* Given records
[start]
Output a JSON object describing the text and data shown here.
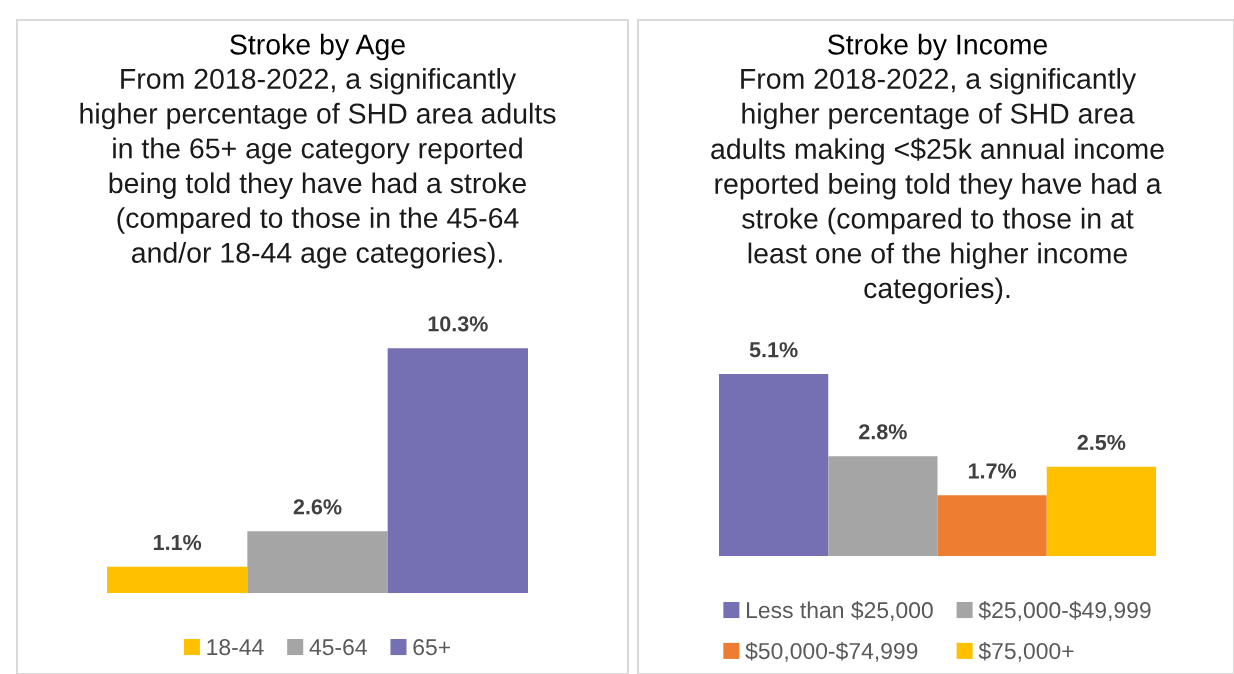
{
  "chart_data": [
    {
      "type": "bar",
      "title": "Stroke by Age",
      "subtitle": "From 2018-2022, a significantly\nhigher percentage of SHD area adults\nin the 65+ age category reported\nbeing told they have had a stroke\n(compared to those in the 45-64\nand/or 18-44 age categories).",
      "categories": [
        null
      ],
      "series": [
        {
          "name": "18-44",
          "color": "#ffc000",
          "values": [
            1.1
          ],
          "value_labels": [
            "1.1%"
          ]
        },
        {
          "name": "45-64",
          "color": "#a5a5a5",
          "values": [
            2.6
          ],
          "value_labels": [
            "2.6%"
          ]
        },
        {
          "name": "65+",
          "color": "#7570b3",
          "values": [
            10.3
          ],
          "value_labels": [
            "10.3%"
          ]
        }
      ],
      "tick_labels": false,
      "legend": "bottom"
    },
    {
      "type": "bar",
      "title": "Stroke by Income",
      "subtitle": "From 2018-2022, a significantly\nhigher percentage of SHD area\nadults making <$25k annual income\nreported being told they have had a\nstroke (compared to those in at\nleast one of the higher income\ncategories).",
      "categories": [
        null
      ],
      "series": [
        {
          "name": "Less than $25,000",
          "color": "#7570b3",
          "values": [
            5.1
          ],
          "value_labels": [
            "5.1%"
          ]
        },
        {
          "name": "$25,000-$49,999",
          "color": "#a5a5a5",
          "values": [
            2.8
          ],
          "value_labels": [
            "2.8%"
          ]
        },
        {
          "name": "$50,000-$74,999",
          "color": "#ed7d31",
          "values": [
            1.7
          ],
          "value_labels": [
            "1.7%"
          ]
        },
        {
          "name": "$75,000+",
          "color": "#ffc000",
          "values": [
            2.5
          ],
          "value_labels": [
            "2.5%"
          ]
        }
      ],
      "tick_labels": false,
      "legend": "bottom"
    }
  ]
}
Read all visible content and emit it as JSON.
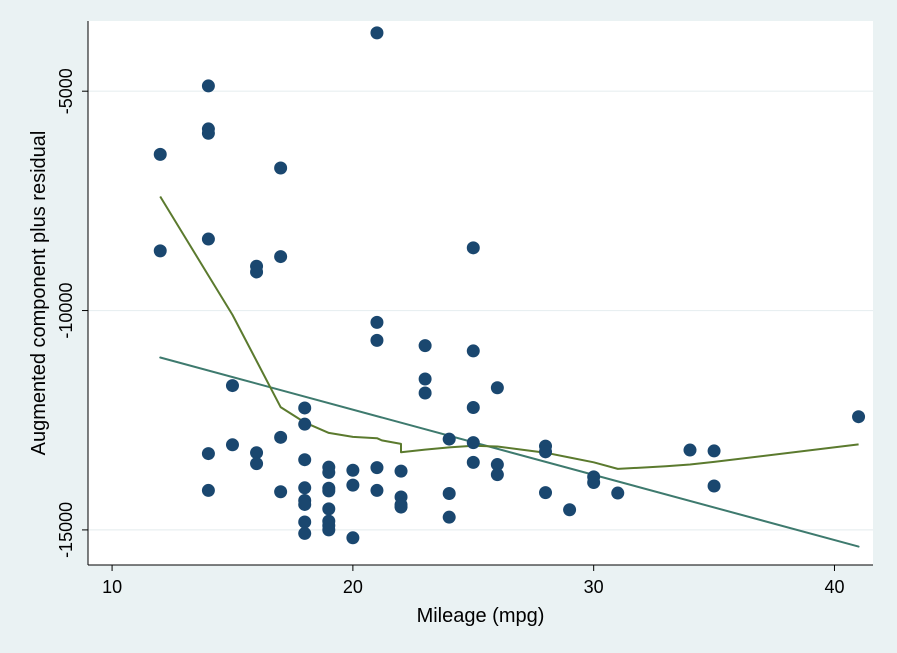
{
  "chart_data": {
    "type": "scatter",
    "title": "",
    "xlabel": "Mileage (mpg)",
    "ylabel": "Augmented component plus residual",
    "xlim": [
      9,
      41.6
    ],
    "ylim": [
      -15800,
      -3400
    ],
    "xticks": [
      10,
      20,
      30,
      40
    ],
    "xtick_labels": [
      "10",
      "20",
      "30",
      "40"
    ],
    "yticks": [
      -15000,
      -10000,
      -5000
    ],
    "ytick_labels": [
      "-15000",
      "-10000",
      "-5000"
    ],
    "grid": "horizontal",
    "legend": "none",
    "colors": {
      "points": "#1a476f",
      "fit_line": "#3e7a6e",
      "smooth_line": "#5b7a2e",
      "plot_background": "#ffffff",
      "outer_background": "#eaf2f3",
      "grid": "#e8eff1"
    },
    "points": [
      [
        12,
        -6440
      ],
      [
        12,
        -8640
      ],
      [
        14,
        -4880
      ],
      [
        14,
        -5860
      ],
      [
        14,
        -5960
      ],
      [
        14,
        -8370
      ],
      [
        14,
        -13260
      ],
      [
        14,
        -14100
      ],
      [
        15,
        -11710
      ],
      [
        15,
        -13060
      ],
      [
        16,
        -8990
      ],
      [
        16,
        -9120
      ],
      [
        16,
        -13240
      ],
      [
        16,
        -13490
      ],
      [
        17,
        -6750
      ],
      [
        17,
        -8770
      ],
      [
        17,
        -12890
      ],
      [
        17,
        -14130
      ],
      [
        18,
        -12220
      ],
      [
        18,
        -12590
      ],
      [
        18,
        -13400
      ],
      [
        18,
        -14040
      ],
      [
        18,
        -14330
      ],
      [
        18,
        -14420
      ],
      [
        18,
        -14820
      ],
      [
        18,
        -15080
      ],
      [
        19,
        -13570
      ],
      [
        19,
        -13690
      ],
      [
        19,
        -14050
      ],
      [
        19,
        -14110
      ],
      [
        19,
        -14520
      ],
      [
        19,
        -14800
      ],
      [
        19,
        -14900
      ],
      [
        19,
        -15000
      ],
      [
        20,
        -13640
      ],
      [
        20,
        -13980
      ],
      [
        20,
        -15180
      ],
      [
        21,
        -3670
      ],
      [
        21,
        -10270
      ],
      [
        21,
        -10680
      ],
      [
        21,
        -13580
      ],
      [
        21,
        -14100
      ],
      [
        22,
        -13660
      ],
      [
        22,
        -14250
      ],
      [
        22,
        -14430
      ],
      [
        22,
        -14480
      ],
      [
        23,
        -10800
      ],
      [
        23,
        -11560
      ],
      [
        23,
        -11880
      ],
      [
        24,
        -12930
      ],
      [
        24,
        -14170
      ],
      [
        24,
        -14710
      ],
      [
        25,
        -8570
      ],
      [
        25,
        -10920
      ],
      [
        25,
        -12210
      ],
      [
        25,
        -13010
      ],
      [
        25,
        -13460
      ],
      [
        26,
        -11760
      ],
      [
        26,
        -13510
      ],
      [
        26,
        -13740
      ],
      [
        28,
        -13090
      ],
      [
        28,
        -13220
      ],
      [
        28,
        -14150
      ],
      [
        29,
        -14540
      ],
      [
        30,
        -13790
      ],
      [
        30,
        -13920
      ],
      [
        31,
        -14160
      ],
      [
        34,
        -13180
      ],
      [
        35,
        -13200
      ],
      [
        35,
        -14000
      ],
      [
        41,
        -12420
      ]
    ],
    "fit_line": [
      [
        12,
        -11070
      ],
      [
        41,
        -15380
      ]
    ],
    "smooth_line": [
      [
        12,
        -7400
      ],
      [
        13,
        -8300
      ],
      [
        14,
        -9200
      ],
      [
        15,
        -10100
      ],
      [
        16,
        -11150
      ],
      [
        17,
        -12200
      ],
      [
        18,
        -12550
      ],
      [
        19,
        -12790
      ],
      [
        20,
        -12880
      ],
      [
        21,
        -12910
      ],
      [
        21.2,
        -12960
      ],
      [
        22,
        -13040
      ],
      [
        22,
        -13230
      ],
      [
        23,
        -13170
      ],
      [
        24,
        -13120
      ],
      [
        25,
        -13080
      ],
      [
        26,
        -13100
      ],
      [
        27,
        -13170
      ],
      [
        28,
        -13240
      ],
      [
        29,
        -13350
      ],
      [
        30,
        -13460
      ],
      [
        31,
        -13610
      ],
      [
        32,
        -13580
      ],
      [
        33,
        -13550
      ],
      [
        34,
        -13510
      ],
      [
        35,
        -13450
      ],
      [
        41,
        -13050
      ]
    ]
  }
}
[end]
Return each line exactly as written. Any picture gets left out.

* Solved exercise
Output a JSON object describing the text and data shown here.
{
  "chart_data": [
    {
      "type": "bar",
      "title": "Stroke by Age",
      "subtitle": "From 2018-2022, a significantly\nhigher percentage of SHD area adults\nin the 65+ age category reported\nbeing told they have had a stroke\n(compared to those in the 45-64\nand/or 18-44 age categories).",
      "categories": [
        null
      ],
      "series": [
        {
          "name": "18-44",
          "color": "#ffc000",
          "values": [
            1.1
          ],
          "value_labels": [
            "1.1%"
          ]
        },
        {
          "name": "45-64",
          "color": "#a5a5a5",
          "values": [
            2.6
          ],
          "value_labels": [
            "2.6%"
          ]
        },
        {
          "name": "65+",
          "color": "#7570b3",
          "values": [
            10.3
          ],
          "value_labels": [
            "10.3%"
          ]
        }
      ],
      "tick_labels": false,
      "legend": "bottom"
    },
    {
      "type": "bar",
      "title": "Stroke by Income",
      "subtitle": "From 2018-2022, a significantly\nhigher percentage of SHD area\nadults making <$25k annual income\nreported being told they have had a\nstroke (compared to those in at\nleast one of the higher income\ncategories).",
      "categories": [
        null
      ],
      "series": [
        {
          "name": "Less than $25,000",
          "color": "#7570b3",
          "values": [
            5.1
          ],
          "value_labels": [
            "5.1%"
          ]
        },
        {
          "name": "$25,000-$49,999",
          "color": "#a5a5a5",
          "values": [
            2.8
          ],
          "value_labels": [
            "2.8%"
          ]
        },
        {
          "name": "$50,000-$74,999",
          "color": "#ed7d31",
          "values": [
            1.7
          ],
          "value_labels": [
            "1.7%"
          ]
        },
        {
          "name": "$75,000+",
          "color": "#ffc000",
          "values": [
            2.5
          ],
          "value_labels": [
            "2.5%"
          ]
        }
      ],
      "tick_labels": false,
      "legend": "bottom"
    }
  ]
}
Read all visible content and emit it as JSON.
{
  "chart_data": {
    "type": "scatter",
    "title": "",
    "xlabel": "Mileage (mpg)",
    "ylabel": "Augmented component plus residual",
    "xlim": [
      9,
      41.6
    ],
    "ylim": [
      -15800,
      -3400
    ],
    "xticks": [
      10,
      20,
      30,
      40
    ],
    "xtick_labels": [
      "10",
      "20",
      "30",
      "40"
    ],
    "yticks": [
      -15000,
      -10000,
      -5000
    ],
    "ytick_labels": [
      "-15000",
      "-10000",
      "-5000"
    ],
    "grid": "horizontal",
    "legend": "none",
    "colors": {
      "points": "#1a476f",
      "fit_line": "#3e7a6e",
      "smooth_line": "#5b7a2e",
      "plot_background": "#ffffff",
      "outer_background": "#eaf2f3",
      "grid": "#e8eff1"
    },
    "points": [
      [
        12,
        -6440
      ],
      [
        12,
        -8640
      ],
      [
        14,
        -4880
      ],
      [
        14,
        -5860
      ],
      [
        14,
        -5960
      ],
      [
        14,
        -8370
      ],
      [
        14,
        -13260
      ],
      [
        14,
        -14100
      ],
      [
        15,
        -11710
      ],
      [
        15,
        -13060
      ],
      [
        16,
        -8990
      ],
      [
        16,
        -9120
      ],
      [
        16,
        -13240
      ],
      [
        16,
        -13490
      ],
      [
        17,
        -6750
      ],
      [
        17,
        -8770
      ],
      [
        17,
        -12890
      ],
      [
        17,
        -14130
      ],
      [
        18,
        -12220
      ],
      [
        18,
        -12590
      ],
      [
        18,
        -13400
      ],
      [
        18,
        -14040
      ],
      [
        18,
        -14330
      ],
      [
        18,
        -14420
      ],
      [
        18,
        -14820
      ],
      [
        18,
        -15080
      ],
      [
        19,
        -13570
      ],
      [
        19,
        -13690
      ],
      [
        19,
        -14050
      ],
      [
        19,
        -14110
      ],
      [
        19,
        -14520
      ],
      [
        19,
        -14800
      ],
      [
        19,
        -14900
      ],
      [
        19,
        -15000
      ],
      [
        20,
        -13640
      ],
      [
        20,
        -13980
      ],
      [
        20,
        -15180
      ],
      [
        21,
        -3670
      ],
      [
        21,
        -10270
      ],
      [
        21,
        -10680
      ],
      [
        21,
        -13580
      ],
      [
        21,
        -14100
      ],
      [
        22,
        -13660
      ],
      [
        22,
        -14250
      ],
      [
        22,
        -14430
      ],
      [
        22,
        -14480
      ],
      [
        23,
        -10800
      ],
      [
        23,
        -11560
      ],
      [
        23,
        -11880
      ],
      [
        24,
        -12930
      ],
      [
        24,
        -14170
      ],
      [
        24,
        -14710
      ],
      [
        25,
        -8570
      ],
      [
        25,
        -10920
      ],
      [
        25,
        -12210
      ],
      [
        25,
        -13010
      ],
      [
        25,
        -13460
      ],
      [
        26,
        -11760
      ],
      [
        26,
        -13510
      ],
      [
        26,
        -13740
      ],
      [
        28,
        -13090
      ],
      [
        28,
        -13220
      ],
      [
        28,
        -14150
      ],
      [
        29,
        -14540
      ],
      [
        30,
        -13790
      ],
      [
        30,
        -13920
      ],
      [
        31,
        -14160
      ],
      [
        34,
        -13180
      ],
      [
        35,
        -13200
      ],
      [
        35,
        -14000
      ],
      [
        41,
        -12420
      ]
    ],
    "fit_line": [
      [
        12,
        -11070
      ],
      [
        41,
        -15380
      ]
    ],
    "smooth_line": [
      [
        12,
        -7400
      ],
      [
        13,
        -8300
      ],
      [
        14,
        -9200
      ],
      [
        15,
        -10100
      ],
      [
        16,
        -11150
      ],
      [
        17,
        -12200
      ],
      [
        18,
        -12550
      ],
      [
        19,
        -12790
      ],
      [
        20,
        -12880
      ],
      [
        21,
        -12910
      ],
      [
        21.2,
        -12960
      ],
      [
        22,
        -13040
      ],
      [
        22,
        -13230
      ],
      [
        23,
        -13170
      ],
      [
        24,
        -13120
      ],
      [
        25,
        -13080
      ],
      [
        26,
        -13100
      ],
      [
        27,
        -13170
      ],
      [
        28,
        -13240
      ],
      [
        29,
        -13350
      ],
      [
        30,
        -13460
      ],
      [
        31,
        -13610
      ],
      [
        32,
        -13580
      ],
      [
        33,
        -13550
      ],
      [
        34,
        -13510
      ],
      [
        35,
        -13450
      ],
      [
        41,
        -13050
      ]
    ]
  }
}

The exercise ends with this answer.